Data to use:

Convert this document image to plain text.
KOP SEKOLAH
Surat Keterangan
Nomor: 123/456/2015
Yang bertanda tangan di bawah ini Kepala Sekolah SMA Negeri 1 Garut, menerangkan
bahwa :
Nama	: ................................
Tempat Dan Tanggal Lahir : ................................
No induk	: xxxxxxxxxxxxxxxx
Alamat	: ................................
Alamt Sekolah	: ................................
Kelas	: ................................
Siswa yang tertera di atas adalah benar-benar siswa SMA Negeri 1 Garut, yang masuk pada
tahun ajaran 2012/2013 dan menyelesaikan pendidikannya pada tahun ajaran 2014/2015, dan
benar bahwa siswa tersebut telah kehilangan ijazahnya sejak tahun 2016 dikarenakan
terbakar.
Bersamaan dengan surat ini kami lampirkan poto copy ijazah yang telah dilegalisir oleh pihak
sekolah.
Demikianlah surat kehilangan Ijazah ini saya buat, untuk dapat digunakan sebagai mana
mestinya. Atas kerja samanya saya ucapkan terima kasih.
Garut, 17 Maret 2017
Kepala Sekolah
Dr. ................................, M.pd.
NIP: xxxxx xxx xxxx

What this task involves: Of the lines above, copy each that contains "pada".

Solved exercise:
Siswa yang tertera di atas adalah benar-benar siswa SMA Negeri 1 Garut, yang masuk pada
tahun ajaran 2012/2013 dan menyelesaikan pendidikannya pada tahun ajaran 2014/2015, dan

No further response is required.